-- START --

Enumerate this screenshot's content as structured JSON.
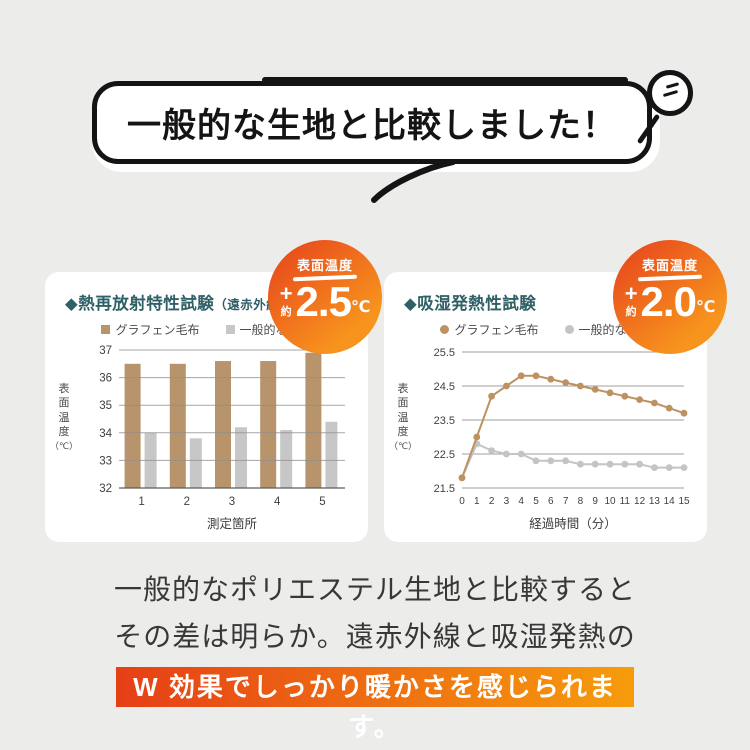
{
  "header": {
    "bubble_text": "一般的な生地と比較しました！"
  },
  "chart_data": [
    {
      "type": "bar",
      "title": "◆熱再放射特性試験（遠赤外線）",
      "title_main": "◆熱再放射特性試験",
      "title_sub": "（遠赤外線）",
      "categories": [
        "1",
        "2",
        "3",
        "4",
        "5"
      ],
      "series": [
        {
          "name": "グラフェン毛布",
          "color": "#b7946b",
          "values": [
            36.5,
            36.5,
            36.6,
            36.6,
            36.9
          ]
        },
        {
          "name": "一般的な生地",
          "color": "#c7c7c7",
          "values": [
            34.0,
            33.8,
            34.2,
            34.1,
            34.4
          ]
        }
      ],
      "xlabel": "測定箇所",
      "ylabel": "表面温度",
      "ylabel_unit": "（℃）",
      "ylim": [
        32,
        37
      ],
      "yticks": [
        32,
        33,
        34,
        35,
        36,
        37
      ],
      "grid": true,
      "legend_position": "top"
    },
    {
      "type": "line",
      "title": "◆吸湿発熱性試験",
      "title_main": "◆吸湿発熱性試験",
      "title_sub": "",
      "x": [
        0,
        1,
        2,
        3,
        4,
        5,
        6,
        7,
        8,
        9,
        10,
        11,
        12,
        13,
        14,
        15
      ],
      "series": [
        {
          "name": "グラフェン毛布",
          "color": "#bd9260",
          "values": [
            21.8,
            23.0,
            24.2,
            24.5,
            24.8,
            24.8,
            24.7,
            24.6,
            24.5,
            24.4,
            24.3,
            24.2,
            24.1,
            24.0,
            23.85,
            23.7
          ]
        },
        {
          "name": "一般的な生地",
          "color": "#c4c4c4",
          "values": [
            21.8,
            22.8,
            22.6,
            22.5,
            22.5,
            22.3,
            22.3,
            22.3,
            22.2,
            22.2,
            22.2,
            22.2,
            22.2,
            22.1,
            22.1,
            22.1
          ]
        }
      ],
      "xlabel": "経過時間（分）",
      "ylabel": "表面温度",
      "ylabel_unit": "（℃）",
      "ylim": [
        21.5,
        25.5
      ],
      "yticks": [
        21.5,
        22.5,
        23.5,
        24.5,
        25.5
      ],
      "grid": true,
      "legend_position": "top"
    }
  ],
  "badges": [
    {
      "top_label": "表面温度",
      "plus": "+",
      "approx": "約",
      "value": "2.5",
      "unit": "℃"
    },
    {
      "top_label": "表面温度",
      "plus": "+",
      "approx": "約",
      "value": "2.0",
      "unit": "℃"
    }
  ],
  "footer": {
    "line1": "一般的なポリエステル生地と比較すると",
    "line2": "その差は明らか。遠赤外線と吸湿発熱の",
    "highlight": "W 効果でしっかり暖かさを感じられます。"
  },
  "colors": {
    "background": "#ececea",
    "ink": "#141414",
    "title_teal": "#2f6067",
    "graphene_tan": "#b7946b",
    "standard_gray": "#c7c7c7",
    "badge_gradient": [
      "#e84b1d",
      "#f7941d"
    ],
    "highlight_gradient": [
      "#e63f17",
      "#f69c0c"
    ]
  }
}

-- END --

**REQUIRED WORK:** Reproduce the data verbatim. Do not carry any picture into the copy.

**THE SOLUTION:**
Enumerate this screenshot's content as structured JSON.
{
  "header": {
    "bubble_text": "一般的な生地と比較しました！"
  },
  "chart_data": [
    {
      "type": "bar",
      "title": "◆熱再放射特性試験（遠赤外線）",
      "title_main": "◆熱再放射特性試験",
      "title_sub": "（遠赤外線）",
      "categories": [
        "1",
        "2",
        "3",
        "4",
        "5"
      ],
      "series": [
        {
          "name": "グラフェン毛布",
          "color": "#b7946b",
          "values": [
            36.5,
            36.5,
            36.6,
            36.6,
            36.9
          ]
        },
        {
          "name": "一般的な生地",
          "color": "#c7c7c7",
          "values": [
            34.0,
            33.8,
            34.2,
            34.1,
            34.4
          ]
        }
      ],
      "xlabel": "測定箇所",
      "ylabel": "表面温度",
      "ylabel_unit": "（℃）",
      "ylim": [
        32,
        37
      ],
      "yticks": [
        32,
        33,
        34,
        35,
        36,
        37
      ],
      "grid": true,
      "legend_position": "top"
    },
    {
      "type": "line",
      "title": "◆吸湿発熱性試験",
      "title_main": "◆吸湿発熱性試験",
      "title_sub": "",
      "x": [
        0,
        1,
        2,
        3,
        4,
        5,
        6,
        7,
        8,
        9,
        10,
        11,
        12,
        13,
        14,
        15
      ],
      "series": [
        {
          "name": "グラフェン毛布",
          "color": "#bd9260",
          "values": [
            21.8,
            23.0,
            24.2,
            24.5,
            24.8,
            24.8,
            24.7,
            24.6,
            24.5,
            24.4,
            24.3,
            24.2,
            24.1,
            24.0,
            23.85,
            23.7
          ]
        },
        {
          "name": "一般的な生地",
          "color": "#c4c4c4",
          "values": [
            21.8,
            22.8,
            22.6,
            22.5,
            22.5,
            22.3,
            22.3,
            22.3,
            22.2,
            22.2,
            22.2,
            22.2,
            22.2,
            22.1,
            22.1,
            22.1
          ]
        }
      ],
      "xlabel": "経過時間（分）",
      "ylabel": "表面温度",
      "ylabel_unit": "（℃）",
      "ylim": [
        21.5,
        25.5
      ],
      "yticks": [
        21.5,
        22.5,
        23.5,
        24.5,
        25.5
      ],
      "grid": true,
      "legend_position": "top"
    }
  ],
  "badges": [
    {
      "top_label": "表面温度",
      "plus": "+",
      "approx": "約",
      "value": "2.5",
      "unit": "℃"
    },
    {
      "top_label": "表面温度",
      "plus": "+",
      "approx": "約",
      "value": "2.0",
      "unit": "℃"
    }
  ],
  "footer": {
    "line1": "一般的なポリエステル生地と比較すると",
    "line2": "その差は明らか。遠赤外線と吸湿発熱の",
    "highlight": "W 効果でしっかり暖かさを感じられます。"
  },
  "colors": {
    "background": "#ececea",
    "ink": "#141414",
    "title_teal": "#2f6067",
    "graphene_tan": "#b7946b",
    "standard_gray": "#c7c7c7",
    "badge_gradient": [
      "#e84b1d",
      "#f7941d"
    ],
    "highlight_gradient": [
      "#e63f17",
      "#f69c0c"
    ]
  }
}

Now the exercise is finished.